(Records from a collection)
|---|
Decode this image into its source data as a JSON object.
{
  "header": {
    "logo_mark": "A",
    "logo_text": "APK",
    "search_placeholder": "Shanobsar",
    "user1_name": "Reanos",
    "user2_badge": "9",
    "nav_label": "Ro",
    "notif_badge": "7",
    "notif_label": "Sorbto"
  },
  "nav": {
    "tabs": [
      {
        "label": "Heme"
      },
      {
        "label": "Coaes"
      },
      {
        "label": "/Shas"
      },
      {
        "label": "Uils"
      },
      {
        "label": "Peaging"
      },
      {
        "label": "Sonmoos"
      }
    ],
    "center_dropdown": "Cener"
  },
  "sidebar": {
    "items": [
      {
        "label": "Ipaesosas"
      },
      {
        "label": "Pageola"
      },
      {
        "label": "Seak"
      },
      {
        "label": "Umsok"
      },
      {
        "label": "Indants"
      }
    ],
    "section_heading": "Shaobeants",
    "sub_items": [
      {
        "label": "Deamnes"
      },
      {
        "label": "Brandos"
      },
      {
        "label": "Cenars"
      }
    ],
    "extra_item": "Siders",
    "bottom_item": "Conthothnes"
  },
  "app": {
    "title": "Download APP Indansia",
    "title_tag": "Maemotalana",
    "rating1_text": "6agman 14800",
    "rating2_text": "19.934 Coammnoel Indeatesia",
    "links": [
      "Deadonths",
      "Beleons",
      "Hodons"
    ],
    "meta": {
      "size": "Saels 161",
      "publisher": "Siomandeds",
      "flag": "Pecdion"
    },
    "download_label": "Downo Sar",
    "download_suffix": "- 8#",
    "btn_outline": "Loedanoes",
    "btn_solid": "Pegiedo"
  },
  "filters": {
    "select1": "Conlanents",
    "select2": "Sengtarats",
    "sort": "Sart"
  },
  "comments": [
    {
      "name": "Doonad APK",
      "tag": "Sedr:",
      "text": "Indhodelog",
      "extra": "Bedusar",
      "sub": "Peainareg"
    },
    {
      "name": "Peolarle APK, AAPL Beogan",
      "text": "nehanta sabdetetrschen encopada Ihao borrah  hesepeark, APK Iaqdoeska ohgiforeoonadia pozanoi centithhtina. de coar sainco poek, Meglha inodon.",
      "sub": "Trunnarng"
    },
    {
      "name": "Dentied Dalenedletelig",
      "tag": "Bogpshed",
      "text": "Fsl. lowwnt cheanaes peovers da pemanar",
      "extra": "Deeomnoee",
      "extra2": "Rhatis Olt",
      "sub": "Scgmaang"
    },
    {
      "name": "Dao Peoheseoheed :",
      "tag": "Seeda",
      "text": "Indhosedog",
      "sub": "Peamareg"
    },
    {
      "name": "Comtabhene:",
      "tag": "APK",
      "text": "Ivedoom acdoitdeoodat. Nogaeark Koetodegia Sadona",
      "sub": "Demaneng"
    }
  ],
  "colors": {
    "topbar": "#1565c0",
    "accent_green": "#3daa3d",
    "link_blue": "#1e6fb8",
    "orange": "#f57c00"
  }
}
|---|
Task prompt:
Repeat every entry exactly, please.

Result of the task:
Decode this image into its source data as a JSON object.
{
  "header": {
    "logo_mark": "A",
    "logo_text": "APK",
    "search_placeholder": "Shanobsar",
    "user1_name": "Reanos",
    "user2_badge": "9",
    "nav_label": "Ro",
    "notif_badge": "7",
    "notif_label": "Sorbto"
  },
  "nav": {
    "tabs": [
      {
        "label": "Heme"
      },
      {
        "label": "Coaes"
      },
      {
        "label": "/Shas"
      },
      {
        "label": "Uils"
      },
      {
        "label": "Peaging"
      },
      {
        "label": "Sonmoos"
      }
    ],
    "center_dropdown": "Cener"
  },
  "sidebar": {
    "items": [
      {
        "label": "Ipaesosas"
      },
      {
        "label": "Pageola"
      },
      {
        "label": "Seak"
      },
      {
        "label": "Umsok"
      },
      {
        "label": "Indants"
      }
    ],
    "section_heading": "Shaobeants",
    "sub_items": [
      {
        "label": "Deamnes"
      },
      {
        "label": "Brandos"
      },
      {
        "label": "Cenars"
      }
    ],
    "extra_item": "Siders",
    "bottom_item": "Conthothnes"
  },
  "app": {
    "title": "Download APP Indansia",
    "title_tag": "Maemotalana",
    "rating1_text": "6agman 14800",
    "rating2_text": "19.934 Coammnoel Indeatesia",
    "links": [
      "Deadonths",
      "Beleons",
      "Hodons"
    ],
    "meta": {
      "size": "Saels 161",
      "publisher": "Siomandeds",
      "flag": "Pecdion"
    },
    "download_label": "Downo Sar",
    "download_suffix": "- 8#",
    "btn_outline": "Loedanoes",
    "btn_solid": "Pegiedo"
  },
  "filters": {
    "select1": "Conlanents",
    "select2": "Sengtarats",
    "sort": "Sart"
  },
  "comments": [
    {
      "name": "Doonad APK",
      "tag": "Sedr:",
      "text": "Indhodelog",
      "extra": "Bedusar",
      "sub": "Peainareg"
    },
    {
      "name": "Peolarle APK, AAPL Beogan",
      "text": "nehanta sabdetetrschen encopada Ihao borrah  hesepeark, APK Iaqdoeska ohgiforeoonadia pozanoi centithhtina. de coar sainco poek, Meglha inodon.",
      "sub": "Trunnarng"
    },
    {
      "name": "Dentied Dalenedletelig",
      "tag": "Bogpshed",
      "text": "Fsl. lowwnt cheanaes peovers da pemanar",
      "extra": "Deeomnoee",
      "extra2": "Rhatis Olt",
      "sub": "Scgmaang"
    },
    {
      "name": "Dao Peoheseoheed :",
      "tag": "Seeda",
      "text": "Indhosedog",
      "sub": "Peamareg"
    },
    {
      "name": "Comtabhene:",
      "tag": "APK",
      "text": "Ivedoom acdoitdeoodat. Nogaeark Koetodegia Sadona",
      "sub": "Demaneng"
    }
  ],
  "colors": {
    "topbar": "#1565c0",
    "accent_green": "#3daa3d",
    "link_blue": "#1e6fb8",
    "orange": "#f57c00"
  }
}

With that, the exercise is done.